| WHAT THE EXERCISE ASKS |
Print each of the entries exactly, leaving nothing out.

| MATERIAL PROVIDED |
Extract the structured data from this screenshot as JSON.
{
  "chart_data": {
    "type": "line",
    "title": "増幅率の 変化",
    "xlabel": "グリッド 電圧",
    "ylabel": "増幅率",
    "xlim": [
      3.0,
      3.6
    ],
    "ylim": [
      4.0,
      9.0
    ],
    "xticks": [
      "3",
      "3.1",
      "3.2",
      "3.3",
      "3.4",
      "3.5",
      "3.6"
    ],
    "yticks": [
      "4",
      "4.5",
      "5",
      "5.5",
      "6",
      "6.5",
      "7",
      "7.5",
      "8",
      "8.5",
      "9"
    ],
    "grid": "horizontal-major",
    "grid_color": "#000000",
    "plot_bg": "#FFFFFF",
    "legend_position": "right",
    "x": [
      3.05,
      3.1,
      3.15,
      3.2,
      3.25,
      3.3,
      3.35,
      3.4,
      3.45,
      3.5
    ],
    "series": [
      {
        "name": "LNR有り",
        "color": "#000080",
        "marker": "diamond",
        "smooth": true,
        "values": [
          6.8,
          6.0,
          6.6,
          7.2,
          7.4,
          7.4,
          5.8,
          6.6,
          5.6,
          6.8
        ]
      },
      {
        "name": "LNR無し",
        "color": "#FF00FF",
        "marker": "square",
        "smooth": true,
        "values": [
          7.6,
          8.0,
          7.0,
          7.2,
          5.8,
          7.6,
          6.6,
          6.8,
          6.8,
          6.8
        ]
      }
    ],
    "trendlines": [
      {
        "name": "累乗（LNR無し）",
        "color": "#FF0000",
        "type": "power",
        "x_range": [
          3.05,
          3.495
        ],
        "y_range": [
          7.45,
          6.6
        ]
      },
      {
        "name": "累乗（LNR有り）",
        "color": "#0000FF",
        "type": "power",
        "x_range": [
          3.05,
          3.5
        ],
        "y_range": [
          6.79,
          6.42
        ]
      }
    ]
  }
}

| OUTPUT BELOW |
Extract the structured data from this screenshot as JSON.
{
  "chart_data": {
    "type": "line",
    "title": "増幅率の 変化",
    "xlabel": "グリッド 電圧",
    "ylabel": "増幅率",
    "xlim": [
      3.0,
      3.6
    ],
    "ylim": [
      4.0,
      9.0
    ],
    "xticks": [
      "3",
      "3.1",
      "3.2",
      "3.3",
      "3.4",
      "3.5",
      "3.6"
    ],
    "yticks": [
      "4",
      "4.5",
      "5",
      "5.5",
      "6",
      "6.5",
      "7",
      "7.5",
      "8",
      "8.5",
      "9"
    ],
    "grid": "horizontal-major",
    "grid_color": "#000000",
    "plot_bg": "#FFFFFF",
    "legend_position": "right",
    "x": [
      3.05,
      3.1,
      3.15,
      3.2,
      3.25,
      3.3,
      3.35,
      3.4,
      3.45,
      3.5
    ],
    "series": [
      {
        "name": "LNR有り",
        "color": "#000080",
        "marker": "diamond",
        "smooth": true,
        "values": [
          6.8,
          6.0,
          6.6,
          7.2,
          7.4,
          7.4,
          5.8,
          6.6,
          5.6,
          6.8
        ]
      },
      {
        "name": "LNR無し",
        "color": "#FF00FF",
        "marker": "square",
        "smooth": true,
        "values": [
          7.6,
          8.0,
          7.0,
          7.2,
          5.8,
          7.6,
          6.6,
          6.8,
          6.8,
          6.8
        ]
      }
    ],
    "trendlines": [
      {
        "name": "累乗（LNR無し）",
        "color": "#FF0000",
        "type": "power",
        "x_range": [
          3.05,
          3.495
        ],
        "y_range": [
          7.45,
          6.6
        ]
      },
      {
        "name": "累乗（LNR有り）",
        "color": "#0000FF",
        "type": "power",
        "x_range": [
          3.05,
          3.5
        ],
        "y_range": [
          6.79,
          6.42
        ]
      }
    ]
  }
}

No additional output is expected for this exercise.